Given instruction
Print all of the data exactly as written.

Data supplied
===
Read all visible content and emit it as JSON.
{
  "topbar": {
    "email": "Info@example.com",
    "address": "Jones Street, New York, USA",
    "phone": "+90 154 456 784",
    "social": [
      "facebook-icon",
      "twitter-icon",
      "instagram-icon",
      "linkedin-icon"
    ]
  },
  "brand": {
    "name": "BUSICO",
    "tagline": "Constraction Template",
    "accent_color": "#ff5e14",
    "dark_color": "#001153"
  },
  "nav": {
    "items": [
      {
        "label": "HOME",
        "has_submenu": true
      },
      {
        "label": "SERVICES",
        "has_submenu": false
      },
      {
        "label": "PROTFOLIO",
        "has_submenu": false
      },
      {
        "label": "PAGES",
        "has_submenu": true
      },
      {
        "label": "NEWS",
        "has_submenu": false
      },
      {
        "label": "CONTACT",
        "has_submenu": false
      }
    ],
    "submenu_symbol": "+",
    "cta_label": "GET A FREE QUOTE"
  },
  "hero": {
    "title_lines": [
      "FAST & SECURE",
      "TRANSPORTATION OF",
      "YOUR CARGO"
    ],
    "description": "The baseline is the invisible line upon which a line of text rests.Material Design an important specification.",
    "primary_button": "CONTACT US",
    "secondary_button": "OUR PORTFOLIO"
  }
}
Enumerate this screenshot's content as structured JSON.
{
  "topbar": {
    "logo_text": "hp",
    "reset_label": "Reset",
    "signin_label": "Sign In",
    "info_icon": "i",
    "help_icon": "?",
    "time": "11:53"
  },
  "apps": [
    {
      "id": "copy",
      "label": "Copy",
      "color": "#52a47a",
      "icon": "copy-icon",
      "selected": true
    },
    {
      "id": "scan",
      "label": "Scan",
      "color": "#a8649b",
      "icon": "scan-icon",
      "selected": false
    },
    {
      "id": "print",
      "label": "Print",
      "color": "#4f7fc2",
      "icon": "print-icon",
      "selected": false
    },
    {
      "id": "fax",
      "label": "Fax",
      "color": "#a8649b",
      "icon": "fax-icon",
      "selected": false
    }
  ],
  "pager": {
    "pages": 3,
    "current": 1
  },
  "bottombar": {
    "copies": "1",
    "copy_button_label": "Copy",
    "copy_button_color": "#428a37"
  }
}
===
Response to this task
Read all visible content and emit it as JSON.
{
  "topbar": {
    "email": "Info@example.com",
    "address": "Jones Street, New York, USA",
    "phone": "+90 154 456 784",
    "social": [
      "facebook-icon",
      "twitter-icon",
      "instagram-icon",
      "linkedin-icon"
    ]
  },
  "brand": {
    "name": "BUSICO",
    "tagline": "Constraction Template",
    "accent_color": "#ff5e14",
    "dark_color": "#001153"
  },
  "nav": {
    "items": [
      {
        "label": "HOME",
        "has_submenu": true
      },
      {
        "label": "SERVICES",
        "has_submenu": false
      },
      {
        "label": "PROTFOLIO",
        "has_submenu": false
      },
      {
        "label": "PAGES",
        "has_submenu": true
      },
      {
        "label": "NEWS",
        "has_submenu": false
      },
      {
        "label": "CONTACT",
        "has_submenu": false
      }
    ],
    "submenu_symbol": "+",
    "cta_label": "GET A FREE QUOTE"
  },
  "hero": {
    "title_lines": [
      "FAST & SECURE",
      "TRANSPORTATION OF",
      "YOUR CARGO"
    ],
    "description": "The baseline is the invisible line upon which a line of text rests.Material Design an important specification.",
    "primary_button": "CONTACT US",
    "secondary_button": "OUR PORTFOLIO"
  }
}
Enumerate this screenshot's content as structured JSON.
{
  "topbar": {
    "logo_text": "hp",
    "reset_label": "Reset",
    "signin_label": "Sign In",
    "info_icon": "i",
    "help_icon": "?",
    "time": "11:53"
  },
  "apps": [
    {
      "id": "copy",
      "label": "Copy",
      "color": "#52a47a",
      "icon": "copy-icon",
      "selected": true
    },
    {
      "id": "scan",
      "label": "Scan",
      "color": "#a8649b",
      "icon": "scan-icon",
      "selected": false
    },
    {
      "id": "print",
      "label": "Print",
      "color": "#4f7fc2",
      "icon": "print-icon",
      "selected": false
    },
    {
      "id": "fax",
      "label": "Fax",
      "color": "#a8649b",
      "icon": "fax-icon",
      "selected": false
    }
  ],
  "pager": {
    "pages": 3,
    "current": 1
  },
  "bottombar": {
    "copies": "1",
    "copy_button_label": "Copy",
    "copy_button_color": "#428a37"
  }
}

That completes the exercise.